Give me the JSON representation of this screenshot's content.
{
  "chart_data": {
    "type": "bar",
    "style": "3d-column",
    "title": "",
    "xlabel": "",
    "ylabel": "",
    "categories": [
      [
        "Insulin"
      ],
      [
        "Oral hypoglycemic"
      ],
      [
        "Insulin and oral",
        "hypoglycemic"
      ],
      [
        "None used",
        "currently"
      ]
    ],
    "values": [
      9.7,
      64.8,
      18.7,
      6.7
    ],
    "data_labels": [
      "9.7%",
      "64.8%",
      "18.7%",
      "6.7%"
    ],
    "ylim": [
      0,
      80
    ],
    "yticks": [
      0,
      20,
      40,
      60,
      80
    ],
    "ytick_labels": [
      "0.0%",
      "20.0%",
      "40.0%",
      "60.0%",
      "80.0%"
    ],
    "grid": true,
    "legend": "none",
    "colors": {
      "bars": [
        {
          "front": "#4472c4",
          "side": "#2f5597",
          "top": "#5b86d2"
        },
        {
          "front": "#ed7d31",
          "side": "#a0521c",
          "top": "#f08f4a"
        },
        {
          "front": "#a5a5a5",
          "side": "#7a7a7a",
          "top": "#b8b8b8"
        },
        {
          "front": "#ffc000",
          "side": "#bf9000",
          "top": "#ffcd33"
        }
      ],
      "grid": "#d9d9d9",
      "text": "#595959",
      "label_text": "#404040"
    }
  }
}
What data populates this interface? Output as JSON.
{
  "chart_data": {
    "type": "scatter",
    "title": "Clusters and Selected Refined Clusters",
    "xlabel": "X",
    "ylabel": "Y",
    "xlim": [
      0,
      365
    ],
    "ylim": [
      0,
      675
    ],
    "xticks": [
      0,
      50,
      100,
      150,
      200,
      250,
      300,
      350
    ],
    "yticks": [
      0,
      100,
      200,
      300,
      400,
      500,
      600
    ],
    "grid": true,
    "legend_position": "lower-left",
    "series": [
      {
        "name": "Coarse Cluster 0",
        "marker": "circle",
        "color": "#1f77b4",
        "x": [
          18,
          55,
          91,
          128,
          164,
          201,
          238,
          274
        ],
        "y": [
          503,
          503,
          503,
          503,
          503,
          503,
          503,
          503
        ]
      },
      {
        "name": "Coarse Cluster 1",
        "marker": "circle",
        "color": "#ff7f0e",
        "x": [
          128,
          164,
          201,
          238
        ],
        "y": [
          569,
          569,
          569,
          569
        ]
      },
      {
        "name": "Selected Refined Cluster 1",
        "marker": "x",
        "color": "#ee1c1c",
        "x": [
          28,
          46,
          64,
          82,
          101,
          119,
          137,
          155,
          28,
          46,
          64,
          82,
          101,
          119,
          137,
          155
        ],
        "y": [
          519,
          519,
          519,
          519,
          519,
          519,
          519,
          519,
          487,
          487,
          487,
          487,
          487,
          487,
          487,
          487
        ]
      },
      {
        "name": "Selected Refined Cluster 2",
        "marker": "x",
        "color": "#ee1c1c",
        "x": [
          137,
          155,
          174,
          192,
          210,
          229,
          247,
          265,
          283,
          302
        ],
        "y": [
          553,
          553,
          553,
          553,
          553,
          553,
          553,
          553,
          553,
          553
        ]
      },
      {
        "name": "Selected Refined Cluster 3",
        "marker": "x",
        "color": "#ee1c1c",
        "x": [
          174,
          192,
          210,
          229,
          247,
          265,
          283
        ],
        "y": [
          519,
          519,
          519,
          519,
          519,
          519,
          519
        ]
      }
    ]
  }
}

========================================================================

◆ **Task prompt**
Copy out each line exactly as written.

◆ **Exercise result**
Give me the JSON representation of this screenshot's content.
{
  "chart_data": {
    "type": "bar",
    "style": "3d-column",
    "title": "",
    "xlabel": "",
    "ylabel": "",
    "categories": [
      [
        "Insulin"
      ],
      [
        "Oral hypoglycemic"
      ],
      [
        "Insulin and oral",
        "hypoglycemic"
      ],
      [
        "None used",
        "currently"
      ]
    ],
    "values": [
      9.7,
      64.8,
      18.7,
      6.7
    ],
    "data_labels": [
      "9.7%",
      "64.8%",
      "18.7%",
      "6.7%"
    ],
    "ylim": [
      0,
      80
    ],
    "yticks": [
      0,
      20,
      40,
      60,
      80
    ],
    "ytick_labels": [
      "0.0%",
      "20.0%",
      "40.0%",
      "60.0%",
      "80.0%"
    ],
    "grid": true,
    "legend": "none",
    "colors": {
      "bars": [
        {
          "front": "#4472c4",
          "side": "#2f5597",
          "top": "#5b86d2"
        },
        {
          "front": "#ed7d31",
          "side": "#a0521c",
          "top": "#f08f4a"
        },
        {
          "front": "#a5a5a5",
          "side": "#7a7a7a",
          "top": "#b8b8b8"
        },
        {
          "front": "#ffc000",
          "side": "#bf9000",
          "top": "#ffcd33"
        }
      ],
      "grid": "#d9d9d9",
      "text": "#595959",
      "label_text": "#404040"
    }
  }
}
What data populates this interface? Output as JSON.
{
  "chart_data": {
    "type": "scatter",
    "title": "Clusters and Selected Refined Clusters",
    "xlabel": "X",
    "ylabel": "Y",
    "xlim": [
      0,
      365
    ],
    "ylim": [
      0,
      675
    ],
    "xticks": [
      0,
      50,
      100,
      150,
      200,
      250,
      300,
      350
    ],
    "yticks": [
      0,
      100,
      200,
      300,
      400,
      500,
      600
    ],
    "grid": true,
    "legend_position": "lower-left",
    "series": [
      {
        "name": "Coarse Cluster 0",
        "marker": "circle",
        "color": "#1f77b4",
        "x": [
          18,
          55,
          91,
          128,
          164,
          201,
          238,
          274
        ],
        "y": [
          503,
          503,
          503,
          503,
          503,
          503,
          503,
          503
        ]
      },
      {
        "name": "Coarse Cluster 1",
        "marker": "circle",
        "color": "#ff7f0e",
        "x": [
          128,
          164,
          201,
          238
        ],
        "y": [
          569,
          569,
          569,
          569
        ]
      },
      {
        "name": "Selected Refined Cluster 1",
        "marker": "x",
        "color": "#ee1c1c",
        "x": [
          28,
          46,
          64,
          82,
          101,
          119,
          137,
          155,
          28,
          46,
          64,
          82,
          101,
          119,
          137,
          155
        ],
        "y": [
          519,
          519,
          519,
          519,
          519,
          519,
          519,
          519,
          487,
          487,
          487,
          487,
          487,
          487,
          487,
          487
        ]
      },
      {
        "name": "Selected Refined Cluster 2",
        "marker": "x",
        "color": "#ee1c1c",
        "x": [
          137,
          155,
          174,
          192,
          210,
          229,
          247,
          265,
          283,
          302
        ],
        "y": [
          553,
          553,
          553,
          553,
          553,
          553,
          553,
          553,
          553,
          553
        ]
      },
      {
        "name": "Selected Refined Cluster 3",
        "marker": "x",
        "color": "#ee1c1c",
        "x": [
          174,
          192,
          210,
          229,
          247,
          265,
          283
        ],
        "y": [
          519,
          519,
          519,
          519,
          519,
          519,
          519
        ]
      }
    ]
  }
}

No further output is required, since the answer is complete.